◆ **Task brief**: Set out every line bearing the string "move".

◆ **Data entries**:

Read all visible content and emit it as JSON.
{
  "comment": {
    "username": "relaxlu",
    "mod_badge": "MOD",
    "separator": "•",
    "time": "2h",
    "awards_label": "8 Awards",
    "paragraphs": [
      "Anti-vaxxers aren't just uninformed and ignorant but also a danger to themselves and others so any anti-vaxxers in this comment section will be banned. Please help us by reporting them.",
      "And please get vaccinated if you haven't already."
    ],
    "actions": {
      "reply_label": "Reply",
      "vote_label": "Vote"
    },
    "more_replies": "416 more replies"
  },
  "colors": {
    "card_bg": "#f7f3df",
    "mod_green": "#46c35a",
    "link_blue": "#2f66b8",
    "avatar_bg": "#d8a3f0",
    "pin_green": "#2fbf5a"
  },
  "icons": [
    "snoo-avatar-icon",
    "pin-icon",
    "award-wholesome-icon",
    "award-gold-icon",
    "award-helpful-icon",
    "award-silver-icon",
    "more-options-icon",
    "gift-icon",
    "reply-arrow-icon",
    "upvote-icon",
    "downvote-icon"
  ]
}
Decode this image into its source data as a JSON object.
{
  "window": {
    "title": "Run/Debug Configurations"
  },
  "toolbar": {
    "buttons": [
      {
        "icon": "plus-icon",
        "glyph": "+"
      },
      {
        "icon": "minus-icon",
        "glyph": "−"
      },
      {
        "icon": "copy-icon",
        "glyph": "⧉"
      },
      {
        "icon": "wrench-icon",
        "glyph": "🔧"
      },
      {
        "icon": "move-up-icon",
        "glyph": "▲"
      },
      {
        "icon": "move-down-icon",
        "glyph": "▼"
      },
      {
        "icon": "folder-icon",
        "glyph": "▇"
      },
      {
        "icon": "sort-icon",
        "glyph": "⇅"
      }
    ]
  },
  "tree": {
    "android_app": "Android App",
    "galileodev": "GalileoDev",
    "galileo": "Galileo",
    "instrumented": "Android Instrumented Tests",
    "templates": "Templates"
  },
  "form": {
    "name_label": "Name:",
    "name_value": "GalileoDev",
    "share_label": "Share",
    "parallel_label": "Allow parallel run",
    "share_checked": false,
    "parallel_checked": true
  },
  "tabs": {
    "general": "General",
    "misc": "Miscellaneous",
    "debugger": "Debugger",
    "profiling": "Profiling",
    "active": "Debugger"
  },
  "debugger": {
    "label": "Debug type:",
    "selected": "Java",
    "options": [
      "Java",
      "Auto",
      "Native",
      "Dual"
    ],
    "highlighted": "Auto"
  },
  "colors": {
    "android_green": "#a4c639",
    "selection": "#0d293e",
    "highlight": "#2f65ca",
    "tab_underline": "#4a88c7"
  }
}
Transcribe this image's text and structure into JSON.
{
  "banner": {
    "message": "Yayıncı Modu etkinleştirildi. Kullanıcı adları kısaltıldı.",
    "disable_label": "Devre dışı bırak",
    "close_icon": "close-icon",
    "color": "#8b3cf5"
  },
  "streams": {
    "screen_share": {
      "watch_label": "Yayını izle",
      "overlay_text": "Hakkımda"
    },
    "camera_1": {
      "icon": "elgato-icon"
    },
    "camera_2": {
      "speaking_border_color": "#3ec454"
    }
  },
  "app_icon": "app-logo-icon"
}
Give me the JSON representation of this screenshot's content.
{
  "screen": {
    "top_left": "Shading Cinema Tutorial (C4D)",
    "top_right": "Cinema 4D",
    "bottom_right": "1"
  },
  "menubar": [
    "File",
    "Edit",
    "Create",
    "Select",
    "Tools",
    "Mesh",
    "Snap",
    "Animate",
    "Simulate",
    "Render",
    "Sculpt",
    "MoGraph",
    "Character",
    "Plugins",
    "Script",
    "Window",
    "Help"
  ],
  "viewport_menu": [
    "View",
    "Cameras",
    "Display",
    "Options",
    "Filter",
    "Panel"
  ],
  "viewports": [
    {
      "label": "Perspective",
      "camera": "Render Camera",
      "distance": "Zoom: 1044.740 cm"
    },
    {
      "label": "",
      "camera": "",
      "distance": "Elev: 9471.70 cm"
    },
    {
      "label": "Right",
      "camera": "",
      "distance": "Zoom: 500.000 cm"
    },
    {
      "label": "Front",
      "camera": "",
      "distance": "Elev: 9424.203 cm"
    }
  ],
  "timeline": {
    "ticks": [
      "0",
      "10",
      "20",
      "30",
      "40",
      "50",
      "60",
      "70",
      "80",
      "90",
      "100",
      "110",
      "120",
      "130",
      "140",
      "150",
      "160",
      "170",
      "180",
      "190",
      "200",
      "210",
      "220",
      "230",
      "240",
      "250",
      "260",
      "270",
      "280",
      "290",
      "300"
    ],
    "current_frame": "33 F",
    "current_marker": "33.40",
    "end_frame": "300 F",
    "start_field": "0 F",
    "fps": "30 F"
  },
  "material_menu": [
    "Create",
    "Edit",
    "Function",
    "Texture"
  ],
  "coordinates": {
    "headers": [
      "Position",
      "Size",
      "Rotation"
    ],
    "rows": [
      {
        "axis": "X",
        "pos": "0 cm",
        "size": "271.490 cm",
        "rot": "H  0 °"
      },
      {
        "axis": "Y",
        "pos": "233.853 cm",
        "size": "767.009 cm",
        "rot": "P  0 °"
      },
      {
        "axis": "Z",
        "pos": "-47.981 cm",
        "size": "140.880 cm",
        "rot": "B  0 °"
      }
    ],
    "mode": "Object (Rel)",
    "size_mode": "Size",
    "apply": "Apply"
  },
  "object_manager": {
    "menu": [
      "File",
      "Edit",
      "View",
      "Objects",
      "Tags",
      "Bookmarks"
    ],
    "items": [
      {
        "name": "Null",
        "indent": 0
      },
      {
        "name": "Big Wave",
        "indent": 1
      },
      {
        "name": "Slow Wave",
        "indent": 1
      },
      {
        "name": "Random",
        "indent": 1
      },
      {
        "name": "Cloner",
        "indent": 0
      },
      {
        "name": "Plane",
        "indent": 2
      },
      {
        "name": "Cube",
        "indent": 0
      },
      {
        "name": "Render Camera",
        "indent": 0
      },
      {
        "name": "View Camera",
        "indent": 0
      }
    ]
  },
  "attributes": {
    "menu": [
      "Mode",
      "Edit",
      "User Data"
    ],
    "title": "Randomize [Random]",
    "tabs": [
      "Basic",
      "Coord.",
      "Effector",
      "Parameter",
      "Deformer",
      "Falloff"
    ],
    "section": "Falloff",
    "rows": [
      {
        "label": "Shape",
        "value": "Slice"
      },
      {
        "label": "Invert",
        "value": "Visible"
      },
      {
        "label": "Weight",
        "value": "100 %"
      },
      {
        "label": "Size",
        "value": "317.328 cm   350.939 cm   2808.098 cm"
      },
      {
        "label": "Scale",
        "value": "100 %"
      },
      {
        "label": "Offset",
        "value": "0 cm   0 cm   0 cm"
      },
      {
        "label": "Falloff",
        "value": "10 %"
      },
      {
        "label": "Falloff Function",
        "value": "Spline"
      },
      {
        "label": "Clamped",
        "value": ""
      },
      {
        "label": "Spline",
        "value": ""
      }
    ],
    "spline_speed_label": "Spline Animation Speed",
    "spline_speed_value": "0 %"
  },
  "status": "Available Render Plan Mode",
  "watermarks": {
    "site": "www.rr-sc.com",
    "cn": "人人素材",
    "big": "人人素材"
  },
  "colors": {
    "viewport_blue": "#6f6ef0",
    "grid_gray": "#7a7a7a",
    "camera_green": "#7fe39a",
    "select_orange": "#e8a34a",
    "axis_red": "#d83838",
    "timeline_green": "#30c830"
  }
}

◆ **Exercise response**:
        "icon": "move-up-icon",
        "icon": "move-down-icon",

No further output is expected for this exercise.